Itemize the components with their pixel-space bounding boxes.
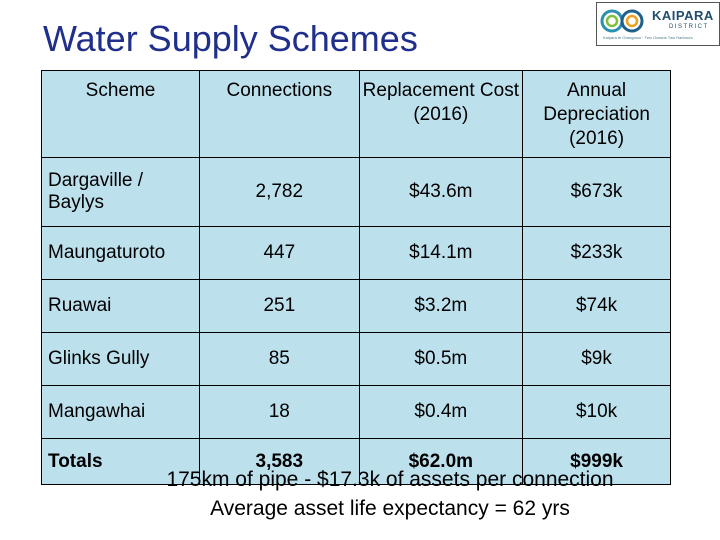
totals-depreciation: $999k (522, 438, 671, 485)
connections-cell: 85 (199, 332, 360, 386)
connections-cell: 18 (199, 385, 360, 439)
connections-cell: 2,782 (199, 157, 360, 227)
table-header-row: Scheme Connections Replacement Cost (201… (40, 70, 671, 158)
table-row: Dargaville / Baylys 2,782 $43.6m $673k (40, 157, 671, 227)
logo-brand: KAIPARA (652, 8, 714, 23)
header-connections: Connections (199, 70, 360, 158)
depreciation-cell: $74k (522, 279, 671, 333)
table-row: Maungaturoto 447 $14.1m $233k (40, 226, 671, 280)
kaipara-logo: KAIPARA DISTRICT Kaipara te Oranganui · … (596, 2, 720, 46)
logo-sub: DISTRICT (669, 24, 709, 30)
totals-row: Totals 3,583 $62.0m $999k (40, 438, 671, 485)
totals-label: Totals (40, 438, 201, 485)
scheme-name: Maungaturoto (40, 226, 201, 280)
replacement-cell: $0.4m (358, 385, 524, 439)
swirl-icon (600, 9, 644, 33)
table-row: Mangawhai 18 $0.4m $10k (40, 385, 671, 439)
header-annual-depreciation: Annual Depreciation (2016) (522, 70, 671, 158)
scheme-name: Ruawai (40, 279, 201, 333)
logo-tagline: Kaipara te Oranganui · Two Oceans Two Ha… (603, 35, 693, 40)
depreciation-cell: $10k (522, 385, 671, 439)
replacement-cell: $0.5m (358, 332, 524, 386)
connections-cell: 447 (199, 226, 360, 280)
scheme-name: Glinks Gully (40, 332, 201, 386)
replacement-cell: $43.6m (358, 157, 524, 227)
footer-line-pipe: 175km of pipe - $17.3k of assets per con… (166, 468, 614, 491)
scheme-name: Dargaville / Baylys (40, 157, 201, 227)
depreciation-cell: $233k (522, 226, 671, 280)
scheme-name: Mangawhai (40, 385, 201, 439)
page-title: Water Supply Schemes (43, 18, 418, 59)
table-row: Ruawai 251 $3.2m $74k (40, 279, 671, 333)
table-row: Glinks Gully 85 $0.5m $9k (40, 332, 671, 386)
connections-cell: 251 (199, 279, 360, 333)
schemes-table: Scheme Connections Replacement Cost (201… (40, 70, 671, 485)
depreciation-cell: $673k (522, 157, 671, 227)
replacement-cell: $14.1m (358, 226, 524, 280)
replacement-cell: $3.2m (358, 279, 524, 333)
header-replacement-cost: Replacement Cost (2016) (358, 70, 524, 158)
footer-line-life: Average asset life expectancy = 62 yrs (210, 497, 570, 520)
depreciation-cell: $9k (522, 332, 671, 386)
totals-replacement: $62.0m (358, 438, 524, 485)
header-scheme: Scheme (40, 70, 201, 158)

☆ ☆ ☆ ☆ ☆ ☆ ☆

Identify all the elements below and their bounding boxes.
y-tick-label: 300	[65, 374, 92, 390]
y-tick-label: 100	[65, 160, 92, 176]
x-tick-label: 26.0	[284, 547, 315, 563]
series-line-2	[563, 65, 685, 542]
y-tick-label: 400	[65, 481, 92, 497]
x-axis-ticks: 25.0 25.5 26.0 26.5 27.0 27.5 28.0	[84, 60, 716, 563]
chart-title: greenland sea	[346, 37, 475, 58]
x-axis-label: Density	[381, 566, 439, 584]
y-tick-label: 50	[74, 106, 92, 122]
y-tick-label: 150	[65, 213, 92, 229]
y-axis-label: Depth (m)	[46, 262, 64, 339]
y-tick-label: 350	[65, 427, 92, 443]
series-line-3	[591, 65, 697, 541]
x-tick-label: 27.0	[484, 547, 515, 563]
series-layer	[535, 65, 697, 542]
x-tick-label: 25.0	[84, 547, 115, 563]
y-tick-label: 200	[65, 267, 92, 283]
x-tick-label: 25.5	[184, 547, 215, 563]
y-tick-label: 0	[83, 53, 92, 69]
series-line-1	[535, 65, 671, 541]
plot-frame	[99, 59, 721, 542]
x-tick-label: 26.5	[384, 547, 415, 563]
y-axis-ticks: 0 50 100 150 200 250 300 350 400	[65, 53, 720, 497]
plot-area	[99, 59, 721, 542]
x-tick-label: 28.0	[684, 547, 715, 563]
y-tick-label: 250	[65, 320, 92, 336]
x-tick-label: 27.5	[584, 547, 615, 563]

☆ ☆ ☆ ☆ ☆ ☆ ☆

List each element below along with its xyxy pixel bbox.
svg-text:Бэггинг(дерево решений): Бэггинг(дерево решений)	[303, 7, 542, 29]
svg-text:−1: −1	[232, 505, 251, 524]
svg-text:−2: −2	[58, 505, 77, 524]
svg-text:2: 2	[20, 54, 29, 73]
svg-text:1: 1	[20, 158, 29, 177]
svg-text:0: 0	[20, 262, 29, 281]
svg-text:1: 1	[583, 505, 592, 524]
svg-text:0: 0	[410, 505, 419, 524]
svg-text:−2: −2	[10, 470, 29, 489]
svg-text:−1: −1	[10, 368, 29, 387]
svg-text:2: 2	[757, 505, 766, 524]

☆ ☆ ☆ ☆ ☆ ☆ ☆

_Stated problem:_ Please reproduce the lines verbatim, beginning at the line that contains "totals-depreciation: $999k (522, 438, 671, 485)" and stopping after the line that contains "table-row: Maungaturoto 447".

_The reply:_
totals-depreciation: $999k (522, 438, 671, 485)
connections-cell: 85 (199, 332, 360, 386)
connections-cell: 18 (199, 385, 360, 439)
connections-cell: 2,782 (199, 157, 360, 227)
table-header-row: Scheme Connections Replacement Cost (201… (40, 70, 671, 158)
table-row: Dargaville / Baylys 2,782 $43.6m $673k (40, 157, 671, 227)
logo-brand: KAIPARA (652, 8, 714, 23)
header-connections: Connections (199, 70, 360, 158)
depreciation-cell: $74k (522, 279, 671, 333)
table-row: Maungaturoto 447 $14.1m $233k (40, 226, 671, 280)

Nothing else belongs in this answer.